» Prompt
Scan the lines below for the word "name". Copy each line you find it in.

» Entries shown
=-=-=-=-=

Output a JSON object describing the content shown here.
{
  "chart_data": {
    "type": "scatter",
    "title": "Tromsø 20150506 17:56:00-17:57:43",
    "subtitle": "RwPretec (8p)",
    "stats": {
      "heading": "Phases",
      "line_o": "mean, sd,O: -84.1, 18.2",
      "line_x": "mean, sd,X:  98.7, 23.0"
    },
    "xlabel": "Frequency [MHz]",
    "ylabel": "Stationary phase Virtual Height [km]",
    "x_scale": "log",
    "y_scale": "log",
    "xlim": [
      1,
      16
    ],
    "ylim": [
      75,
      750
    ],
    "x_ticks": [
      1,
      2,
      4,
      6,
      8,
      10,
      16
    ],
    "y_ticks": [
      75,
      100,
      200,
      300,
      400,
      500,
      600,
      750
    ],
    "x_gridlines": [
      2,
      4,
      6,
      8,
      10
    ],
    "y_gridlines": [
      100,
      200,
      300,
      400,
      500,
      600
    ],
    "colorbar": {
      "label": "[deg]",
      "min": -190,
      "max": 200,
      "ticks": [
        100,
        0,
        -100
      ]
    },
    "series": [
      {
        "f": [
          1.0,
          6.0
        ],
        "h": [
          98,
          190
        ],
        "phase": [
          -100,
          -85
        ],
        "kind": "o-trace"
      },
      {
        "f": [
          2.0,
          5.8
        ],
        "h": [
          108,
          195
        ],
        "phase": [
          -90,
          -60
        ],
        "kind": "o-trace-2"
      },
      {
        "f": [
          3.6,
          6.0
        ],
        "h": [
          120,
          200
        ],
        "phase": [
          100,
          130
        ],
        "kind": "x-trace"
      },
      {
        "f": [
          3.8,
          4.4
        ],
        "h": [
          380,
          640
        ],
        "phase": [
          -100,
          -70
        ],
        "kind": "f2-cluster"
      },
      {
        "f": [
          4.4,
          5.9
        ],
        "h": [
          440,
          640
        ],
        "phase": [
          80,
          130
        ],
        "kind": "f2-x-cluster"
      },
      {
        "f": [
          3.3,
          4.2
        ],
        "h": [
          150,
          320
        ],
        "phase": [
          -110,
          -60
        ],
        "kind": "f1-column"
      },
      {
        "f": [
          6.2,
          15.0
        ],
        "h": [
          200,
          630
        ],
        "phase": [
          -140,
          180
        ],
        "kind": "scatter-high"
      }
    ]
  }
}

=-=-=-=-=

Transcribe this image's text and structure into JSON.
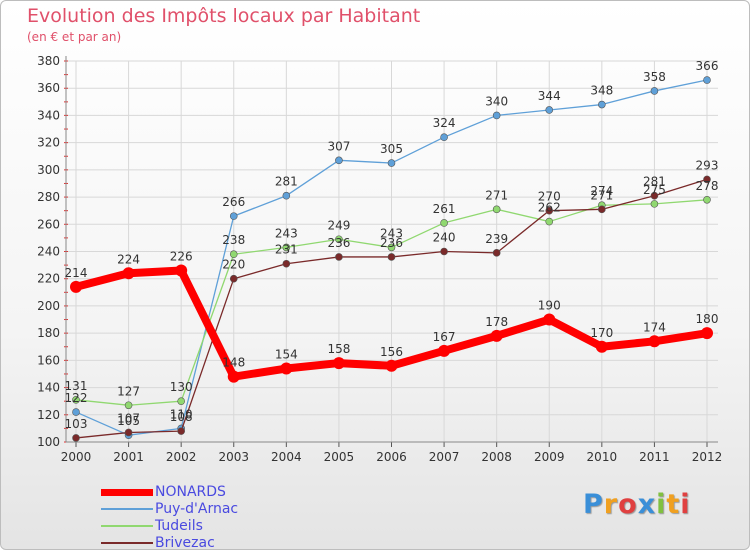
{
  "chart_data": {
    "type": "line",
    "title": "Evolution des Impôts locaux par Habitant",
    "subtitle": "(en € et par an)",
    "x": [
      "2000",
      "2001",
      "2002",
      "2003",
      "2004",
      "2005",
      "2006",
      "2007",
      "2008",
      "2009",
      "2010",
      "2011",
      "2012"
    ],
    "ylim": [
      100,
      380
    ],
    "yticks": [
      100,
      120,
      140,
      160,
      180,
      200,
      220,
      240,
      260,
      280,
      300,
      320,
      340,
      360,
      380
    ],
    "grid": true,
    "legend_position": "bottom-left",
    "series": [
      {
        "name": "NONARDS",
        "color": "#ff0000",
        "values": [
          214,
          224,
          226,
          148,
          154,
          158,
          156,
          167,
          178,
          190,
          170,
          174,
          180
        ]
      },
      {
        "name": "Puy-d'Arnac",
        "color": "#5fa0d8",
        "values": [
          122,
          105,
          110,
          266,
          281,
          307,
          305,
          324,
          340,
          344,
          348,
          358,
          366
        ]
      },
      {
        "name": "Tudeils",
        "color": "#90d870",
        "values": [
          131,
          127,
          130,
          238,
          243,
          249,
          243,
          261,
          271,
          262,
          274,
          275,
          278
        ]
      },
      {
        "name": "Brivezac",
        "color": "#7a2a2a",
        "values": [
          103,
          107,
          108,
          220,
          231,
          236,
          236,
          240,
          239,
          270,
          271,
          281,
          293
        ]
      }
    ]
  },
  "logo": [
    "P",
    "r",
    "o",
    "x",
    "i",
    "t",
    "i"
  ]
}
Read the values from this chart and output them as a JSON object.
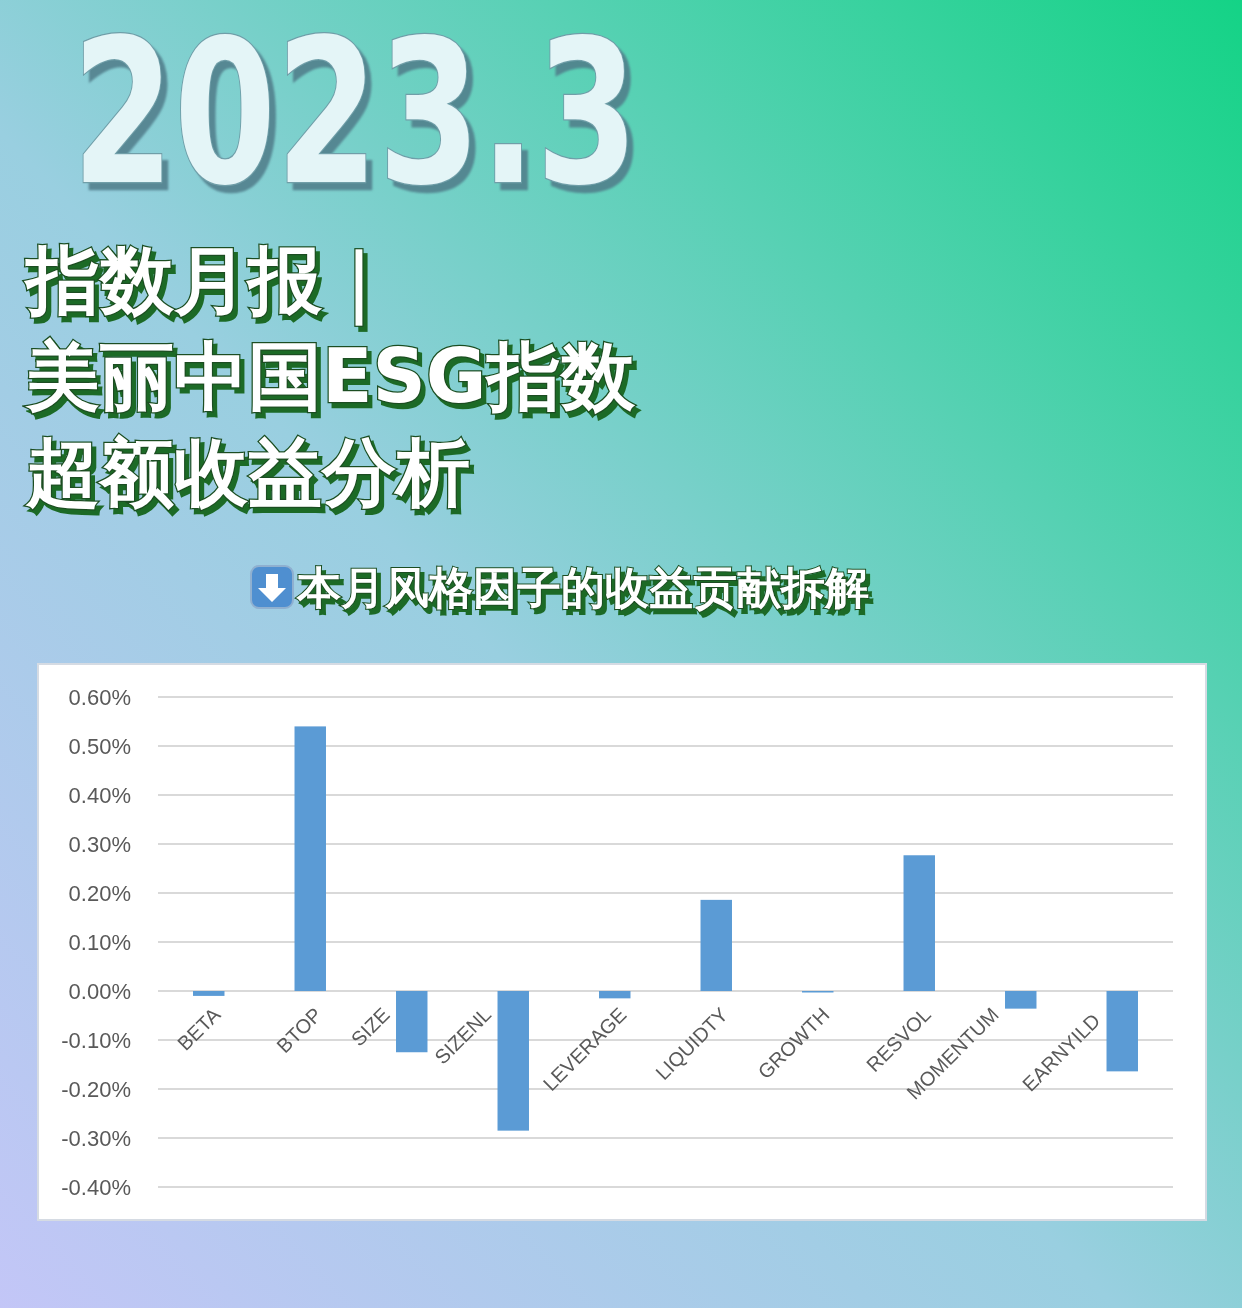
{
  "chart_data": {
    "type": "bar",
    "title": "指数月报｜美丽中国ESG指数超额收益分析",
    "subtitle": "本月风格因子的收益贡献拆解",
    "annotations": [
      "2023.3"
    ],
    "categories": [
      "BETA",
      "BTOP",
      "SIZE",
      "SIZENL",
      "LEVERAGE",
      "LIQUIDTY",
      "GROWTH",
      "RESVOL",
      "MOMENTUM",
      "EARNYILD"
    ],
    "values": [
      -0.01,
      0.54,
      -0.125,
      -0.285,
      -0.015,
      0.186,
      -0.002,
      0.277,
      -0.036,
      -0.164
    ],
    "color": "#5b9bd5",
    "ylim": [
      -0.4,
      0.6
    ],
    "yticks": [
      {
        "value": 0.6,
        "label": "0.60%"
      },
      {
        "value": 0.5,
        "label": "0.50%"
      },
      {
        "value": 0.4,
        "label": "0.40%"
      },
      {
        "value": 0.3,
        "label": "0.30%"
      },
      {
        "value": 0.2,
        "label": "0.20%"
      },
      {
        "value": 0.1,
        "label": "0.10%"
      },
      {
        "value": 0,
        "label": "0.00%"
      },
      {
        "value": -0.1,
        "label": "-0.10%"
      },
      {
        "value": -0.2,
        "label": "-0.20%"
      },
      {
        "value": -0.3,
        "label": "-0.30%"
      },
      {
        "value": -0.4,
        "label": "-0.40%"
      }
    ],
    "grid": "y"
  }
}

=-=-=-=-=

» Output for this exercise
        "name": "NONARDS",
        "name": "Puy-d'Arnac",
        "name": "Tudeils",
        "name": "Brivezac",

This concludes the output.